■ Records
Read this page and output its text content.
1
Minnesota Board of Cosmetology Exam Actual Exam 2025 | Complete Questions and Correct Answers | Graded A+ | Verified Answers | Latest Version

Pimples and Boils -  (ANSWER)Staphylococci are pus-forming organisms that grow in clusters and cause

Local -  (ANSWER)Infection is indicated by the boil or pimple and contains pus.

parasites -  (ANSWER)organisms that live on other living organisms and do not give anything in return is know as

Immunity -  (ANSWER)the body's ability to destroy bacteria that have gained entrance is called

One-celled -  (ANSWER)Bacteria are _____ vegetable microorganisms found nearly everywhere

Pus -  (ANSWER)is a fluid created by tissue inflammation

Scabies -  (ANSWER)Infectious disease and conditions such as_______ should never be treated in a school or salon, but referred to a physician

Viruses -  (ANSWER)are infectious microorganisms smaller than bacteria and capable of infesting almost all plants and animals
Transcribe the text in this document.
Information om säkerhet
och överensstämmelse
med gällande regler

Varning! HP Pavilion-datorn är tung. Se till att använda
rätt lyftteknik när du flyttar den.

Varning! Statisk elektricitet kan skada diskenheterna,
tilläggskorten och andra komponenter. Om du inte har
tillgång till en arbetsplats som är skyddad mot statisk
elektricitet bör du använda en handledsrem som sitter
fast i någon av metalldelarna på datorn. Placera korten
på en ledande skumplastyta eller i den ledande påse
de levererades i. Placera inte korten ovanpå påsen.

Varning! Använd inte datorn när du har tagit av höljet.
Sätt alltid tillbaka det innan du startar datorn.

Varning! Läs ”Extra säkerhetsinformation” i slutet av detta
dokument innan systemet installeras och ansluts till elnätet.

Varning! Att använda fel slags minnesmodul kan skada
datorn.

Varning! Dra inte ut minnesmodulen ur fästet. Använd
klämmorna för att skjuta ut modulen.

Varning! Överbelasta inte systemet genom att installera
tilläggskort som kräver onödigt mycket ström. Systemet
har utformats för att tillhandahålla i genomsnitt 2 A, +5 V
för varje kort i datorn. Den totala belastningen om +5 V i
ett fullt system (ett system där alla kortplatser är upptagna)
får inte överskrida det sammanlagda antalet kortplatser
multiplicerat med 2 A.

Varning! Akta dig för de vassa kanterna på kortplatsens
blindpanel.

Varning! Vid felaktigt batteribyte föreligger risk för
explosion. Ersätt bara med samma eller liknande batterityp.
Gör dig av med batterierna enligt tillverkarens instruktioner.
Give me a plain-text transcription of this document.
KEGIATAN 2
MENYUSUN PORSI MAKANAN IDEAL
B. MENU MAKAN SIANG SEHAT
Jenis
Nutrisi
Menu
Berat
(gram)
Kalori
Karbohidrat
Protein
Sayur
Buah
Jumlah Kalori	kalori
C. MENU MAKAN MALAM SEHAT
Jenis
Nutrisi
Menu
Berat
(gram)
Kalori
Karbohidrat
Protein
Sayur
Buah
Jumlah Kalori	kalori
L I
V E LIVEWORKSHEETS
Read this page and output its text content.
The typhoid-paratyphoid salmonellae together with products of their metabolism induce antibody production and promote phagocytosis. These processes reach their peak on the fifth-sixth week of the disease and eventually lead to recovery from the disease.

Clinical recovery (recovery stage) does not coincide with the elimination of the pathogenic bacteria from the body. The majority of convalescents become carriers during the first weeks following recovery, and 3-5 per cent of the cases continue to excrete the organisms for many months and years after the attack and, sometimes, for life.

■ Work required
Each entry above is to be quoted exactly.

■ Answer box
Read this page and output its text content.
1
Minnesota Board of Cosmetology Exam Actual Exam 2025 | Complete Questions and Correct Answers | Graded A+ | Verified Answers | Latest Version

Pimples and Boils -  (ANSWER)Staphylococci are pus-forming organisms that grow in clusters and cause

Local -  (ANSWER)Infection is indicated by the boil or pimple and contains pus.

parasites -  (ANSWER)organisms that live on other living organisms and do not give anything in return is know as

Immunity -  (ANSWER)the body's ability to destroy bacteria that have gained entrance is called

One-celled -  (ANSWER)Bacteria are _____ vegetable microorganisms found nearly everywhere

Pus -  (ANSWER)is a fluid created by tissue inflammation

Scabies -  (ANSWER)Infectious disease and conditions such as_______ should never be treated in a school or salon, but referred to a physician

Viruses -  (ANSWER)are infectious microorganisms smaller than bacteria and capable of infesting almost all plants and animals
Transcribe the text in this document.
Information om säkerhet
och överensstämmelse
med gällande regler

Varning! HP Pavilion-datorn är tung. Se till att använda
rätt lyftteknik när du flyttar den.

Varning! Statisk elektricitet kan skada diskenheterna,
tilläggskorten och andra komponenter. Om du inte har
tillgång till en arbetsplats som är skyddad mot statisk
elektricitet bör du använda en handledsrem som sitter
fast i någon av metalldelarna på datorn. Placera korten
på en ledande skumplastyta eller i den ledande påse
de levererades i. Placera inte korten ovanpå påsen.

Varning! Använd inte datorn när du har tagit av höljet.
Sätt alltid tillbaka det innan du startar datorn.

Varning! Läs ”Extra säkerhetsinformation” i slutet av detta
dokument innan systemet installeras och ansluts till elnätet.

Varning! Att använda fel slags minnesmodul kan skada
datorn.

Varning! Dra inte ut minnesmodulen ur fästet. Använd
klämmorna för att skjuta ut modulen.

Varning! Överbelasta inte systemet genom att installera
tilläggskort som kräver onödigt mycket ström. Systemet
har utformats för att tillhandahålla i genomsnitt 2 A, +5 V
för varje kort i datorn. Den totala belastningen om +5 V i
ett fullt system (ett system där alla kortplatser är upptagna)
får inte överskrida det sammanlagda antalet kortplatser
multiplicerat med 2 A.

Varning! Akta dig för de vassa kanterna på kortplatsens
blindpanel.

Varning! Vid felaktigt batteribyte föreligger risk för
explosion. Ersätt bara med samma eller liknande batterityp.
Gör dig av med batterierna enligt tillverkarens instruktioner.
Give me a plain-text transcription of this document.
KEGIATAN 2
MENYUSUN PORSI MAKANAN IDEAL
B. MENU MAKAN SIANG SEHAT
Jenis
Nutrisi
Menu
Berat
(gram)
Kalori
Karbohidrat
Protein
Sayur
Buah
Jumlah Kalori	kalori
C. MENU MAKAN MALAM SEHAT
Jenis
Nutrisi
Menu
Berat
(gram)
Kalori
Karbohidrat
Protein
Sayur
Buah
Jumlah Kalori	kalori
L I
V E LIVEWORKSHEETS
Read this page and output its text content.
The typhoid-paratyphoid salmonellae together with products of their metabolism induce antibody production and promote phagocytosis. These processes reach their peak on the fifth-sixth week of the disease and eventually lead to recovery from the disease.

Clinical recovery (recovery stage) does not coincide with the elimination of the pathogenic bacteria from the body. The majority of convalescents become carriers during the first weeks following recovery, and 3-5 per cent of the cases continue to excrete the organisms for many months and years after the attack and, sometimes, for life.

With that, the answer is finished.